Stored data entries
:::::

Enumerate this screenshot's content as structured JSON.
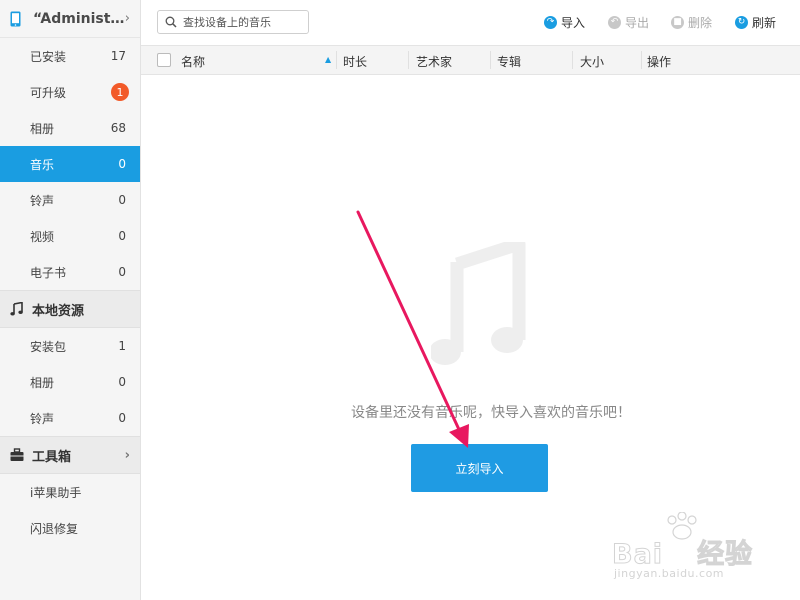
{
  "sidebar": {
    "device": {
      "name": "“Administ…",
      "icon": "phone-icon"
    },
    "device_items": [
      {
        "label": "已安装",
        "count": "17"
      },
      {
        "label": "可升级",
        "count": "1",
        "badge": true
      },
      {
        "label": "相册",
        "count": "68"
      },
      {
        "label": "音乐",
        "count": "0",
        "active": true
      },
      {
        "label": "铃声",
        "count": "0"
      },
      {
        "label": "视频",
        "count": "0"
      },
      {
        "label": "电子书",
        "count": "0"
      }
    ],
    "local_section": {
      "title": "本地资源",
      "icon": "music-note-icon"
    },
    "local_items": [
      {
        "label": "安装包",
        "count": "1"
      },
      {
        "label": "相册",
        "count": "0"
      },
      {
        "label": "铃声",
        "count": "0"
      }
    ],
    "toolbox_section": {
      "title": "工具箱",
      "icon": "toolbox-icon"
    },
    "toolbox_items": [
      {
        "label": "i苹果助手"
      },
      {
        "label": "闪退修复"
      }
    ]
  },
  "toolbar": {
    "search_placeholder": "查找设备上的音乐",
    "import_label": "导入",
    "export_label": "导出",
    "delete_label": "删除",
    "refresh_label": "刷新"
  },
  "table": {
    "columns": [
      "名称",
      "时长",
      "艺术家",
      "专辑",
      "大小",
      "操作"
    ]
  },
  "empty_state": {
    "message": "设备里还没有音乐呢，快导入喜欢的音乐吧！",
    "button_label": "立刻导入"
  },
  "watermark": {
    "logo": "Bai du 经验",
    "url": "jingyan.baidu.com"
  },
  "colors": {
    "accent": "#1a9de1",
    "badge": "#f25a29",
    "arrow": "#e8185f"
  }
}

:::::

■ Problem description
Could you repeat all of the material exactly? Pictures should not be copied.

■ Solution to the problem
Enumerate this screenshot's content as structured JSON.
{
  "sidebar": {
    "device": {
      "name": "“Administ…",
      "icon": "phone-icon"
    },
    "device_items": [
      {
        "label": "已安装",
        "count": "17"
      },
      {
        "label": "可升级",
        "count": "1",
        "badge": true
      },
      {
        "label": "相册",
        "count": "68"
      },
      {
        "label": "音乐",
        "count": "0",
        "active": true
      },
      {
        "label": "铃声",
        "count": "0"
      },
      {
        "label": "视频",
        "count": "0"
      },
      {
        "label": "电子书",
        "count": "0"
      }
    ],
    "local_section": {
      "title": "本地资源",
      "icon": "music-note-icon"
    },
    "local_items": [
      {
        "label": "安装包",
        "count": "1"
      },
      {
        "label": "相册",
        "count": "0"
      },
      {
        "label": "铃声",
        "count": "0"
      }
    ],
    "toolbox_section": {
      "title": "工具箱",
      "icon": "toolbox-icon"
    },
    "toolbox_items": [
      {
        "label": "i苹果助手"
      },
      {
        "label": "闪退修复"
      }
    ]
  },
  "toolbar": {
    "search_placeholder": "查找设备上的音乐",
    "import_label": "导入",
    "export_label": "导出",
    "delete_label": "删除",
    "refresh_label": "刷新"
  },
  "table": {
    "columns": [
      "名称",
      "时长",
      "艺术家",
      "专辑",
      "大小",
      "操作"
    ]
  },
  "empty_state": {
    "message": "设备里还没有音乐呢，快导入喜欢的音乐吧！",
    "button_label": "立刻导入"
  },
  "watermark": {
    "logo": "Bai du 经验",
    "url": "jingyan.baidu.com"
  },
  "colors": {
    "accent": "#1a9de1",
    "badge": "#f25a29",
    "arrow": "#e8185f"
  }
}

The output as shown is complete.